(What is expected)
Rewrite every line of the records below as a numbered list, and leave out any blank lines.

--- START Supplied material ---

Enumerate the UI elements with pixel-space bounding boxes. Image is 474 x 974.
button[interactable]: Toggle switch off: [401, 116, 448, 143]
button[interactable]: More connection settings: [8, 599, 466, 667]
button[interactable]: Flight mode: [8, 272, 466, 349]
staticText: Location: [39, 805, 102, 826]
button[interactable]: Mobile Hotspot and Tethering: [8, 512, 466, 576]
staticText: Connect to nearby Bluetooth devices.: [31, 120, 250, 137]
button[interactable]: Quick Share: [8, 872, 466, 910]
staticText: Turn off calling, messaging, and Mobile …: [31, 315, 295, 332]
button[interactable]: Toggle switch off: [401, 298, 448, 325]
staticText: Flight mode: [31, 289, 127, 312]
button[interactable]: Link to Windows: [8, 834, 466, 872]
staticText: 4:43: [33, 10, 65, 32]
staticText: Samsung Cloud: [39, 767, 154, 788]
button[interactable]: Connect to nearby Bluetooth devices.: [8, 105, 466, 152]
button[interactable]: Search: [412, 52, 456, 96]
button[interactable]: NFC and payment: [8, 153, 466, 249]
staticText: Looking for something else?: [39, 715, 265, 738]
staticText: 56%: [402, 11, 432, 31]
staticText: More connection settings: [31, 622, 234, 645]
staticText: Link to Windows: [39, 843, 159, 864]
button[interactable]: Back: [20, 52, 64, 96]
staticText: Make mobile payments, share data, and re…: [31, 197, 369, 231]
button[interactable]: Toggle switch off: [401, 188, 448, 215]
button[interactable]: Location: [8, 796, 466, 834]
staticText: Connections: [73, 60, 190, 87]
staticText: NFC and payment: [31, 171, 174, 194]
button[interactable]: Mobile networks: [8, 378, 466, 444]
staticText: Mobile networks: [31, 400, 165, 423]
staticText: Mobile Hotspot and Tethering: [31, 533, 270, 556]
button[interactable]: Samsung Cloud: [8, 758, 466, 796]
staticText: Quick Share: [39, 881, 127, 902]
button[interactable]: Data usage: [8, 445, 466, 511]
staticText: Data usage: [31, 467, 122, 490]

--- END Supplied material ---

(Task result)
1. Enumerate the UI elements with pixel-space bounding boxes. Image is 474 x 974.
2. button[interactable]: Toggle switch off: [401, 116, 448, 143]
3. button[interactable]: More connection settings: [8, 599, 466, 667]
4. button[interactable]: Flight mode: [8, 272, 466, 349]
5. staticText: Location: [39, 805, 102, 826]
6. button[interactable]: Mobile Hotspot and Tethering: [8, 512, 466, 576]
7. staticText: Connect to nearby Bluetooth devices.: [31, 120, 250, 137]
8. button[interactable]: Quick Share: [8, 872, 466, 910]
9. staticText: Turn off calling, messaging, and Mobile …: [31, 315, 295, 332]
10. button[interactable]: Toggle switch off: [401, 298, 448, 325]
11. staticText: Flight mode: [31, 289, 127, 312]
12. button[interactable]: Link to Windows: [8, 834, 466, 872]
13. staticText: 4:43: [33, 10, 65, 32]
14. staticText: Samsung Cloud: [39, 767, 154, 788]
15. button[interactable]: Connect to nearby Bluetooth devices.: [8, 105, 466, 152]
16. button[interactable]: Search: [412, 52, 456, 96]
17. button[interactable]: NFC and payment: [8, 153, 466, 249]
18. staticText: Looking for something else?: [39, 715, 265, 738]
19. staticText: 56%: [402, 11, 432, 31]
20. staticText: More connection settings: [31, 622, 234, 645]
21. staticText: Link to Windows: [39, 843, 159, 864]
22. button[interactable]: Back: [20, 52, 64, 96]
23. staticText: Make mobile payments, share data, and re…: [31, 197, 369, 231]
24. button[interactable]: Toggle switch off: [401, 188, 448, 215]
25. button[interactable]: Location: [8, 796, 466, 834]
26. staticText: Connections: [73, 60, 190, 87]
27. staticText: NFC and payment: [31, 171, 174, 194]
28. button[interactable]: Mobile networks: [8, 378, 466, 444]
29. staticText: Mobile networks: [31, 400, 165, 423]
30. staticText: Mobile Hotspot and Tethering: [31, 533, 270, 556]
31. button[interactable]: Samsung Cloud: [8, 758, 466, 796]
32. staticText: Quick Share: [39, 881, 127, 902]
33. button[interactable]: Data usage: [8, 445, 466, 511]
34. staticText: Data usage: [31, 467, 122, 490]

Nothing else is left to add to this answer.